» Task statement: Copy out every record below, word for word.

» Dataset excerpts:

****************

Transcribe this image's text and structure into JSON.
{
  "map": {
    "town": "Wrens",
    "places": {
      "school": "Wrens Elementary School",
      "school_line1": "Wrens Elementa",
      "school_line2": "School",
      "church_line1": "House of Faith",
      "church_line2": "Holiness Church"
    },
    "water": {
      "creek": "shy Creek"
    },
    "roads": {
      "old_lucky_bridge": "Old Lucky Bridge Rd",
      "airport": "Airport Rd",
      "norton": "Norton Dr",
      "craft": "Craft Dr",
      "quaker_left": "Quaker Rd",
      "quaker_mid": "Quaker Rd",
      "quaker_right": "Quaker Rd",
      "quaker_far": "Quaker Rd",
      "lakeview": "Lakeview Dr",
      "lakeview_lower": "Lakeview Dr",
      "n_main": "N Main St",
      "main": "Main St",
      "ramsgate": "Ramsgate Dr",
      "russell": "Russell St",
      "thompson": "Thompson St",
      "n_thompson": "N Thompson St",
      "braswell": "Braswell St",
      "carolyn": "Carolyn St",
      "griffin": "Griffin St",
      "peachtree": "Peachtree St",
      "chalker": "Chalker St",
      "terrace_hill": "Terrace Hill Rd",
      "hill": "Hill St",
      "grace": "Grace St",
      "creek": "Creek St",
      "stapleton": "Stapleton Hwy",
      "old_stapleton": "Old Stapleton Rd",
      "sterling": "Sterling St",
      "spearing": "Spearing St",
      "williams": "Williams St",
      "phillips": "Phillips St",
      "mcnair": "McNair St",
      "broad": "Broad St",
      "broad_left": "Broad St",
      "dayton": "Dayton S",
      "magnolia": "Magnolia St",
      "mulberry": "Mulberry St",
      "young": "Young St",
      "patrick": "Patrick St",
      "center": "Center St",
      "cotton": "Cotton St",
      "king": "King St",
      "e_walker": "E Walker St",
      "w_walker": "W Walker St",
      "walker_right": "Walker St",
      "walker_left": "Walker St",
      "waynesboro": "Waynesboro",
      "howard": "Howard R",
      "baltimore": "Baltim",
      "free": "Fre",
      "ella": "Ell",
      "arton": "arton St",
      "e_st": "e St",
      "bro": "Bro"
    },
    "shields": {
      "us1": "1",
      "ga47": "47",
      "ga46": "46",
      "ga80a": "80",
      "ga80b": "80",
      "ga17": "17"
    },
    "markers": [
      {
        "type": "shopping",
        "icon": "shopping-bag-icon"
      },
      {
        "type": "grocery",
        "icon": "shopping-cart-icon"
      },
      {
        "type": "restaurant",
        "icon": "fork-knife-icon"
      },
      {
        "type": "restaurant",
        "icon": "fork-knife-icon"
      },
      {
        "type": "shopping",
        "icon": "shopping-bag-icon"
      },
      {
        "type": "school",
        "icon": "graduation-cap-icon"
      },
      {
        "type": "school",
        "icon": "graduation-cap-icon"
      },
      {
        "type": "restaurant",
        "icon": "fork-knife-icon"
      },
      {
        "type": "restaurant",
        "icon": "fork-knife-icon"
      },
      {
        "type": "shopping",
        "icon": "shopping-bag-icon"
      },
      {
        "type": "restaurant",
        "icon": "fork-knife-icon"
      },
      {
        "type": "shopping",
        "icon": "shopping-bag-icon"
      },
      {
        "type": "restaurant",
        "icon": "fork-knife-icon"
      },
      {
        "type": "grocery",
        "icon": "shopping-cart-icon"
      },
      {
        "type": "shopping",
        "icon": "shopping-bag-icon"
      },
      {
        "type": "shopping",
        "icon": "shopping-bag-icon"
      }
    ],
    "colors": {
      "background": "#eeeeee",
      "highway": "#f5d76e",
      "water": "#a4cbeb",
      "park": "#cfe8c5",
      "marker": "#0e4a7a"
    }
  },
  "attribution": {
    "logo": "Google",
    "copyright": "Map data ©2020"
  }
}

****************

» Finished answer:
Transcribe this image's text and structure into JSON.
{
  "map": {
    "town": "Wrens",
    "places": {
      "school": "Wrens Elementary School",
      "school_line1": "Wrens Elementa",
      "school_line2": "School",
      "church_line1": "House of Faith",
      "church_line2": "Holiness Church"
    },
    "water": {
      "creek": "shy Creek"
    },
    "roads": {
      "old_lucky_bridge": "Old Lucky Bridge Rd",
      "airport": "Airport Rd",
      "norton": "Norton Dr",
      "craft": "Craft Dr",
      "quaker_left": "Quaker Rd",
      "quaker_mid": "Quaker Rd",
      "quaker_right": "Quaker Rd",
      "quaker_far": "Quaker Rd",
      "lakeview": "Lakeview Dr",
      "lakeview_lower": "Lakeview Dr",
      "n_main": "N Main St",
      "main": "Main St",
      "ramsgate": "Ramsgate Dr",
      "russell": "Russell St",
      "thompson": "Thompson St",
      "n_thompson": "N Thompson St",
      "braswell": "Braswell St",
      "carolyn": "Carolyn St",
      "griffin": "Griffin St",
      "peachtree": "Peachtree St",
      "chalker": "Chalker St",
      "terrace_hill": "Terrace Hill Rd",
      "hill": "Hill St",
      "grace": "Grace St",
      "creek": "Creek St",
      "stapleton": "Stapleton Hwy",
      "old_stapleton": "Old Stapleton Rd",
      "sterling": "Sterling St",
      "spearing": "Spearing St",
      "williams": "Williams St",
      "phillips": "Phillips St",
      "mcnair": "McNair St",
      "broad": "Broad St",
      "broad_left": "Broad St",
      "dayton": "Dayton S",
      "magnolia": "Magnolia St",
      "mulberry": "Mulberry St",
      "young": "Young St",
      "patrick": "Patrick St",
      "center": "Center St",
      "cotton": "Cotton St",
      "king": "King St",
      "e_walker": "E Walker St",
      "w_walker": "W Walker St",
      "walker_right": "Walker St",
      "walker_left": "Walker St",
      "waynesboro": "Waynesboro",
      "howard": "Howard R",
      "baltimore": "Baltim",
      "free": "Fre",
      "ella": "Ell",
      "arton": "arton St",
      "e_st": "e St",
      "bro": "Bro"
    },
    "shields": {
      "us1": "1",
      "ga47": "47",
      "ga46": "46",
      "ga80a": "80",
      "ga80b": "80",
      "ga17": "17"
    },
    "markers": [
      {
        "type": "shopping",
        "icon": "shopping-bag-icon"
      },
      {
        "type": "grocery",
        "icon": "shopping-cart-icon"
      },
      {
        "type": "restaurant",
        "icon": "fork-knife-icon"
      },
      {
        "type": "restaurant",
        "icon": "fork-knife-icon"
      },
      {
        "type": "shopping",
        "icon": "shopping-bag-icon"
      },
      {
        "type": "school",
        "icon": "graduation-cap-icon"
      },
      {
        "type": "school",
        "icon": "graduation-cap-icon"
      },
      {
        "type": "restaurant",
        "icon": "fork-knife-icon"
      },
      {
        "type": "restaurant",
        "icon": "fork-knife-icon"
      },
      {
        "type": "shopping",
        "icon": "shopping-bag-icon"
      },
      {
        "type": "restaurant",
        "icon": "fork-knife-icon"
      },
      {
        "type": "shopping",
        "icon": "shopping-bag-icon"
      },
      {
        "type": "restaurant",
        "icon": "fork-knife-icon"
      },
      {
        "type": "grocery",
        "icon": "shopping-cart-icon"
      },
      {
        "type": "shopping",
        "icon": "shopping-bag-icon"
      },
      {
        "type": "shopping",
        "icon": "shopping-bag-icon"
      }
    ],
    "colors": {
      "background": "#eeeeee",
      "highway": "#f5d76e",
      "water": "#a4cbeb",
      "park": "#cfe8c5",
      "marker": "#0e4a7a"
    }
  },
  "attribution": {
    "logo": "Google",
    "copyright": "Map data ©2020"
  }
}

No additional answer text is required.